Extracted records
--
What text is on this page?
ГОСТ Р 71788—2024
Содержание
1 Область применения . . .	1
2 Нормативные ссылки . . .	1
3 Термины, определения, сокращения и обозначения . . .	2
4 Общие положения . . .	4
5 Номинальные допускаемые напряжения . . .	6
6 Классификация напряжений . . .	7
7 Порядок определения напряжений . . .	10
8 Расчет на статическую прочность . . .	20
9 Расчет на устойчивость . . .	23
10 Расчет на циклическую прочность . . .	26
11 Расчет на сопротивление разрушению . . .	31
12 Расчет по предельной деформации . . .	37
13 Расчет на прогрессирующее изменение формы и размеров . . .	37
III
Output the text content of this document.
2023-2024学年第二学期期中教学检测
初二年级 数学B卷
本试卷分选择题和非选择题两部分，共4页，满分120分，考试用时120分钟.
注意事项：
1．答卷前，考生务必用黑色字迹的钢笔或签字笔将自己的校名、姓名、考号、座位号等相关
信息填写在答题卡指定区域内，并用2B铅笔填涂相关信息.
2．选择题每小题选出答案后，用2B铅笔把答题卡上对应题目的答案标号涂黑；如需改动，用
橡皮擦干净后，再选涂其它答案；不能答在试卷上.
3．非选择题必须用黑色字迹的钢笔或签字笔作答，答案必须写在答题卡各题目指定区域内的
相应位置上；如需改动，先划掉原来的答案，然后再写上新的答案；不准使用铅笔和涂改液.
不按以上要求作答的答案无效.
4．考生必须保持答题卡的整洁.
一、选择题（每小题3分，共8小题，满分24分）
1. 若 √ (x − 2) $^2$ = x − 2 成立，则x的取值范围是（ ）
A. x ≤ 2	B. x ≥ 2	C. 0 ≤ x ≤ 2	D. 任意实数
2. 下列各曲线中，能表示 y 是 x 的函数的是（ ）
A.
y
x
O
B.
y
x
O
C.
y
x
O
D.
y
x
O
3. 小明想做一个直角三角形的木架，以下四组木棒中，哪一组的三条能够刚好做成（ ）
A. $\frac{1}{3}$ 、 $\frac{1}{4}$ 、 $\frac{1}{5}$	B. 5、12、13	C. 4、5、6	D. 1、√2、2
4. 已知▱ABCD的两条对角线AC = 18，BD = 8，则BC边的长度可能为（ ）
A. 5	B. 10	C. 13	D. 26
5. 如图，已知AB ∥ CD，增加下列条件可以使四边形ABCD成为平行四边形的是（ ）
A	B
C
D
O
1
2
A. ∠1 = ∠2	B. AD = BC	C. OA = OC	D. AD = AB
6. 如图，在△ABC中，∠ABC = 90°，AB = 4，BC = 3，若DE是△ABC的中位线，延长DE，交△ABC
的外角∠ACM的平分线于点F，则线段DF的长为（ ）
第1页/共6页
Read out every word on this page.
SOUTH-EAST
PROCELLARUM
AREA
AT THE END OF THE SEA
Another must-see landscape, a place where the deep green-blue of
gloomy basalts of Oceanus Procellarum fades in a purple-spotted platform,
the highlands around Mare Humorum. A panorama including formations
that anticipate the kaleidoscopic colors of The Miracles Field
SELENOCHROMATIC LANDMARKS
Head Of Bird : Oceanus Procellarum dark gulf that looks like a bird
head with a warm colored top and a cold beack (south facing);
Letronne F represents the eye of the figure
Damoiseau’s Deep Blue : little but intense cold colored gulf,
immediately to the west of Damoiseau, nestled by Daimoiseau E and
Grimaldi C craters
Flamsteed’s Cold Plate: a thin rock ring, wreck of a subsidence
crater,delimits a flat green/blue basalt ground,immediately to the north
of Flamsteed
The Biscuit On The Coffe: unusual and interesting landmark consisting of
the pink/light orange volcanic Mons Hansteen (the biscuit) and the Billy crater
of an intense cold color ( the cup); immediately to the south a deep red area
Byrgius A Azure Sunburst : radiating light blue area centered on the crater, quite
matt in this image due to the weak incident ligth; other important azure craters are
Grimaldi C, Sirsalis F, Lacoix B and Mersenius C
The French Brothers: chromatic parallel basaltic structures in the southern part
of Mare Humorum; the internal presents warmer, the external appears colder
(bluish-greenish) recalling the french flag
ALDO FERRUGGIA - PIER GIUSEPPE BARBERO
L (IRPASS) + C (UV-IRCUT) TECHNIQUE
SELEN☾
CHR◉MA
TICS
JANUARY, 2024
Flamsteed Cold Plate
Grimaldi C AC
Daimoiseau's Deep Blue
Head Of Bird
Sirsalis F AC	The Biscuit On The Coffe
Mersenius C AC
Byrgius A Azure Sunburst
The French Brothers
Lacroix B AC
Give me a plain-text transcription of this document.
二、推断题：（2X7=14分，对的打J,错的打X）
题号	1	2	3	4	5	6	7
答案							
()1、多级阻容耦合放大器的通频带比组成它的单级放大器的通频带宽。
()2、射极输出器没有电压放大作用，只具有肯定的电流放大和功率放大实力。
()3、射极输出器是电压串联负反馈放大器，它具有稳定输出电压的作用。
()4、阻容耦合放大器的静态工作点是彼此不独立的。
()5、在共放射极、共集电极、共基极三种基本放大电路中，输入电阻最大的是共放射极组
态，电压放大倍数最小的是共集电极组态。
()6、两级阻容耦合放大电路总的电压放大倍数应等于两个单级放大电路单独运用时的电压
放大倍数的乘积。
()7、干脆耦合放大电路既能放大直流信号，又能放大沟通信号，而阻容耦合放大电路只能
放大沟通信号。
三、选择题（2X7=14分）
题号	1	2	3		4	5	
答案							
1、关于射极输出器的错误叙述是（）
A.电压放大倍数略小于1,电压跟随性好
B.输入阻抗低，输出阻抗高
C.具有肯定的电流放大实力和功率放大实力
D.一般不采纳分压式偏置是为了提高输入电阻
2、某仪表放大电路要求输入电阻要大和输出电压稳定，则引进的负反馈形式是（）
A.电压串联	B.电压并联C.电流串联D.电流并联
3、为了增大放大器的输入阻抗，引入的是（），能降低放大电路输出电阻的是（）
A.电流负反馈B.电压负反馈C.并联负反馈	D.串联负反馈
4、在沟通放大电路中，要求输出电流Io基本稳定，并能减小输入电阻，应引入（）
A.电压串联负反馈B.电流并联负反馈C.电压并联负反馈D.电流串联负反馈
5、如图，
--
### Task statement
Check all the records above and select each line where the string "text" is found.

### Written answer
What text is on this page?
Output the text content of this document.
Give me a plain-text transcription of this document.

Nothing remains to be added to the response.